(阅读摘录)
--------------------------------

(总结速查)
(lp=line pointer:页面中等宽数组,每一个指向页面底部的数据区域)
关键步骤总结(no vacuum场景):
堆栈:
ExecModifyTable
ExecProcNode // ExecProcNode = 0x783005 <ExecIndexScan>
| ExecIndexScan
| ExecScan
| ExecScanFetch
| IndexNext
| index_getnext_slot
| tid = index_getnext_tid // 3.1 总是拿到ip_posid = 130
| index_fetch_heap
| table_index_fetch_tuple(ItemPointer tid) // {ip_posid = 130}
| heapam_index_fetch_tuple
| heap_hot_search_buffer // 3.2 遍历HOT链找旧元组
| heap_page_prune_opt // 3.3 碎片整理
| heap_page_prune
| heap_page_prune_execute
| PageRepairFragmentation
| compactify_tuples
ExecUpdate
ExecUpdateAct
table_tuple_update
heapam_tuple_update
heap_update // 3.4 更新
照常先给出分析用例。

--------------------------------

(页面版面解析数据)

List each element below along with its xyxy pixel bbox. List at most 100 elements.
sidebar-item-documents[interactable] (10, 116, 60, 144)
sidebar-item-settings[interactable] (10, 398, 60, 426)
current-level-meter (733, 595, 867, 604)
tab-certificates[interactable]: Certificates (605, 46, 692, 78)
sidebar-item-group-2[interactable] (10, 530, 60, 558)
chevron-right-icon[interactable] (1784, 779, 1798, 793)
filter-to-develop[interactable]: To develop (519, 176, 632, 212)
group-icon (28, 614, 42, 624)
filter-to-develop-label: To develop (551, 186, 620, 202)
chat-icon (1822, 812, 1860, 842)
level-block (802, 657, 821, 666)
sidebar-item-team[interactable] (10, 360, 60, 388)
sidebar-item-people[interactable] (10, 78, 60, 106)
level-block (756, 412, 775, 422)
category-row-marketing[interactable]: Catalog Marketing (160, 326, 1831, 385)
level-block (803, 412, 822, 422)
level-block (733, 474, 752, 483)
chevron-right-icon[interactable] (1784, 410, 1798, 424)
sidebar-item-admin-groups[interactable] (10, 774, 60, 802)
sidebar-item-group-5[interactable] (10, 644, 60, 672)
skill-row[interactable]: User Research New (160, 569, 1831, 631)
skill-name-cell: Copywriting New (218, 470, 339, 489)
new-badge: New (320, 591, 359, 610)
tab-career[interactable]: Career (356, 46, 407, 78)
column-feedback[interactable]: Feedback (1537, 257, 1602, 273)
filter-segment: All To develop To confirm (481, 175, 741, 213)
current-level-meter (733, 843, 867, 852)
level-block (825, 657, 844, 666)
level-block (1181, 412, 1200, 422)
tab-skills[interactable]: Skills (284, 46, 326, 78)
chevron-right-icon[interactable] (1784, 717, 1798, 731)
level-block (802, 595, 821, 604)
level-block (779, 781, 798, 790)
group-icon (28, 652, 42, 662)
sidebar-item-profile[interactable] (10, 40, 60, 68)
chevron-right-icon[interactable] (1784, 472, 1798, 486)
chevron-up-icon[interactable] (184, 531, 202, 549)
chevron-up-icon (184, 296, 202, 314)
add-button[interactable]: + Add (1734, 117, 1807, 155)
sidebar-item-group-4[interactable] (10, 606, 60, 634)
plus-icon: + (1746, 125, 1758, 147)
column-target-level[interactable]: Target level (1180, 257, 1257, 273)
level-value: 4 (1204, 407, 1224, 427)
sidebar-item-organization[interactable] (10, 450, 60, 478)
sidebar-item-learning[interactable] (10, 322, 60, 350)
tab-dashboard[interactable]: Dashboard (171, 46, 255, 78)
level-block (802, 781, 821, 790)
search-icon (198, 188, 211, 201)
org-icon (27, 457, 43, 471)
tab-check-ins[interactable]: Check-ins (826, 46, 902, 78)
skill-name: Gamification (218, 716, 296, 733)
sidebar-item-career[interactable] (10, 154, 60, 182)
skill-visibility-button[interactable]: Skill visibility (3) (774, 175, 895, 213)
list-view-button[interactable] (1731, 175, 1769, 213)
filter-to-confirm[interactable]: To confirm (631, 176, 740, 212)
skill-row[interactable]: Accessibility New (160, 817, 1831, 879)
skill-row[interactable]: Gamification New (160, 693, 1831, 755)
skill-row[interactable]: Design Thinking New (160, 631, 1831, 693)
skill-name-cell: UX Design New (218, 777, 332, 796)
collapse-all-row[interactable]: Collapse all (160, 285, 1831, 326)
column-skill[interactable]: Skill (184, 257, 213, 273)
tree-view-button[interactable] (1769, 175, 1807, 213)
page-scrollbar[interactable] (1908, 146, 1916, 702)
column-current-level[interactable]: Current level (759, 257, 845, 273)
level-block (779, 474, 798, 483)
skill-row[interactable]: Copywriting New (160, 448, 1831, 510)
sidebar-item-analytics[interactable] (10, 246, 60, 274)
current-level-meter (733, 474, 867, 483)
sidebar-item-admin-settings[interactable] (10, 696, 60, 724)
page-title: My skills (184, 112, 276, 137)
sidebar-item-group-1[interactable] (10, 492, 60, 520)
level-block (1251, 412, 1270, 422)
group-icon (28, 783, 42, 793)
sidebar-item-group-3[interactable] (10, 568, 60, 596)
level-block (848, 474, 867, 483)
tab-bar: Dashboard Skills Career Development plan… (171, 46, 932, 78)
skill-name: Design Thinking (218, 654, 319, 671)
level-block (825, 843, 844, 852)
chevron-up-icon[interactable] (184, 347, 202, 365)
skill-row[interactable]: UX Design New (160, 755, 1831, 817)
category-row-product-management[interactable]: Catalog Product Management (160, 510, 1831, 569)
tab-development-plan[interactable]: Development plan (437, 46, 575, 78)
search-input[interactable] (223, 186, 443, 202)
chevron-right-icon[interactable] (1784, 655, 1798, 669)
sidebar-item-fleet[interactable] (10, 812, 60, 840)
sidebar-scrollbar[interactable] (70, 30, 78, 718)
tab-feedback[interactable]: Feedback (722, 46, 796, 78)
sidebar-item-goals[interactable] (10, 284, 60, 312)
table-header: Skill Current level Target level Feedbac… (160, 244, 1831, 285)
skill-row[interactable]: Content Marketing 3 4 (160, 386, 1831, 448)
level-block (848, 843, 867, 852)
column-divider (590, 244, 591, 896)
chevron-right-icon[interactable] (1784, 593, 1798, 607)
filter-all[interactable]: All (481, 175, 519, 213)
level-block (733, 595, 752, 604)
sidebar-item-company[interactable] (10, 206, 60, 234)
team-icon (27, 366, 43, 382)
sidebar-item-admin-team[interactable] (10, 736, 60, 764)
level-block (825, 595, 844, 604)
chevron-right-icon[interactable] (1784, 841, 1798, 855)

--------------------------------

(任务要求) 在这段调用栈摘录中,index_getnext_tid 一行的注释说总是拿到的 ip_posid 是多少? 上述各行出自另一来源。

(参考答案) 130